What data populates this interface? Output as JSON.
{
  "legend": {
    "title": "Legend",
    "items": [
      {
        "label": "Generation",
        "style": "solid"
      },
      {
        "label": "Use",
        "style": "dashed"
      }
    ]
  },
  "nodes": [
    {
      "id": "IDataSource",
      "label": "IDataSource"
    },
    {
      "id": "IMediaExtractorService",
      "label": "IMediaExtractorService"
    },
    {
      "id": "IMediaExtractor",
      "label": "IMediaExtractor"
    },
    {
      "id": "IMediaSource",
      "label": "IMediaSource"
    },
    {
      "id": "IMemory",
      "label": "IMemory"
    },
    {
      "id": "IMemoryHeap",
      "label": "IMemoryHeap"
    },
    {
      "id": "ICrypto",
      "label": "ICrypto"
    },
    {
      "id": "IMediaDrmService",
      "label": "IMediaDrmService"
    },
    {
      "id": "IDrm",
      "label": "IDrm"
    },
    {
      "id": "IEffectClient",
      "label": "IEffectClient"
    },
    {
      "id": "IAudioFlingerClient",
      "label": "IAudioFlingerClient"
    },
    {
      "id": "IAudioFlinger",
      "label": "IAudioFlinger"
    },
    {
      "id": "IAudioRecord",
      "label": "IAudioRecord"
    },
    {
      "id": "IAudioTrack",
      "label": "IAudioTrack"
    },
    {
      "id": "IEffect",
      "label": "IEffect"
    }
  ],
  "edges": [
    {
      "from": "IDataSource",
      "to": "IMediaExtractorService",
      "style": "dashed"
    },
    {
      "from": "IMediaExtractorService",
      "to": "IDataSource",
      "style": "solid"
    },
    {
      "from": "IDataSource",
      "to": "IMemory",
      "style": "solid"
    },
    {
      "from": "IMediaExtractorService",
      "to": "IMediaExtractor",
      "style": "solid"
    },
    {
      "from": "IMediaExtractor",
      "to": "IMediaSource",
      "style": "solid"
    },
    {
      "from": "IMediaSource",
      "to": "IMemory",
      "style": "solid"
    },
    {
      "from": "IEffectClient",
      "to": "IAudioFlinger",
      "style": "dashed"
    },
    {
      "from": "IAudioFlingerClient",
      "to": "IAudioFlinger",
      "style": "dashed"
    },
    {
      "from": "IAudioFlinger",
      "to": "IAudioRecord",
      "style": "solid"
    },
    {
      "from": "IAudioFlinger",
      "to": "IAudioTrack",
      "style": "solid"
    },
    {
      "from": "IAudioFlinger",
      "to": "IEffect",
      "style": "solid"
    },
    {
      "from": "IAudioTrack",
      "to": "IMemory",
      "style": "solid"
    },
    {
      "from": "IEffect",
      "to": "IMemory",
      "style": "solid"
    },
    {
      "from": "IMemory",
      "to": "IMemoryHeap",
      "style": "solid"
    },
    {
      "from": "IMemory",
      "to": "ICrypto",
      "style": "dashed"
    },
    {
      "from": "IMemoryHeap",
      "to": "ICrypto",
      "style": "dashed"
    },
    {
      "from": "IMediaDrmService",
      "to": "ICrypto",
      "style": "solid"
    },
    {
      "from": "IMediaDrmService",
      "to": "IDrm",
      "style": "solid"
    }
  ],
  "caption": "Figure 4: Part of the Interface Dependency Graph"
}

:::

▸ **Stated goal**:
Repeat the whole listing exactly, keeping every line intact.

▸ **In response**:
What data populates this interface? Output as JSON.
{
  "legend": {
    "title": "Legend",
    "items": [
      {
        "label": "Generation",
        "style": "solid"
      },
      {
        "label": "Use",
        "style": "dashed"
      }
    ]
  },
  "nodes": [
    {
      "id": "IDataSource",
      "label": "IDataSource"
    },
    {
      "id": "IMediaExtractorService",
      "label": "IMediaExtractorService"
    },
    {
      "id": "IMediaExtractor",
      "label": "IMediaExtractor"
    },
    {
      "id": "IMediaSource",
      "label": "IMediaSource"
    },
    {
      "id": "IMemory",
      "label": "IMemory"
    },
    {
      "id": "IMemoryHeap",
      "label": "IMemoryHeap"
    },
    {
      "id": "ICrypto",
      "label": "ICrypto"
    },
    {
      "id": "IMediaDrmService",
      "label": "IMediaDrmService"
    },
    {
      "id": "IDrm",
      "label": "IDrm"
    },
    {
      "id": "IEffectClient",
      "label": "IEffectClient"
    },
    {
      "id": "IAudioFlingerClient",
      "label": "IAudioFlingerClient"
    },
    {
      "id": "IAudioFlinger",
      "label": "IAudioFlinger"
    },
    {
      "id": "IAudioRecord",
      "label": "IAudioRecord"
    },
    {
      "id": "IAudioTrack",
      "label": "IAudioTrack"
    },
    {
      "id": "IEffect",
      "label": "IEffect"
    }
  ],
  "edges": [
    {
      "from": "IDataSource",
      "to": "IMediaExtractorService",
      "style": "dashed"
    },
    {
      "from": "IMediaExtractorService",
      "to": "IDataSource",
      "style": "solid"
    },
    {
      "from": "IDataSource",
      "to": "IMemory",
      "style": "solid"
    },
    {
      "from": "IMediaExtractorService",
      "to": "IMediaExtractor",
      "style": "solid"
    },
    {
      "from": "IMediaExtractor",
      "to": "IMediaSource",
      "style": "solid"
    },
    {
      "from": "IMediaSource",
      "to": "IMemory",
      "style": "solid"
    },
    {
      "from": "IEffectClient",
      "to": "IAudioFlinger",
      "style": "dashed"
    },
    {
      "from": "IAudioFlingerClient",
      "to": "IAudioFlinger",
      "style": "dashed"
    },
    {
      "from": "IAudioFlinger",
      "to": "IAudioRecord",
      "style": "solid"
    },
    {
      "from": "IAudioFlinger",
      "to": "IAudioTrack",
      "style": "solid"
    },
    {
      "from": "IAudioFlinger",
      "to": "IEffect",
      "style": "solid"
    },
    {
      "from": "IAudioTrack",
      "to": "IMemory",
      "style": "solid"
    },
    {
      "from": "IEffect",
      "to": "IMemory",
      "style": "solid"
    },
    {
      "from": "IMemory",
      "to": "IMemoryHeap",
      "style": "solid"
    },
    {
      "from": "IMemory",
      "to": "ICrypto",
      "style": "dashed"
    },
    {
      "from": "IMemoryHeap",
      "to": "ICrypto",
      "style": "dashed"
    },
    {
      "from": "IMediaDrmService",
      "to": "ICrypto",
      "style": "solid"
    },
    {
      "from": "IMediaDrmService",
      "to": "IDrm",
      "style": "solid"
    }
  ],
  "caption": "Figure 4: Part of the Interface Dependency Graph"
}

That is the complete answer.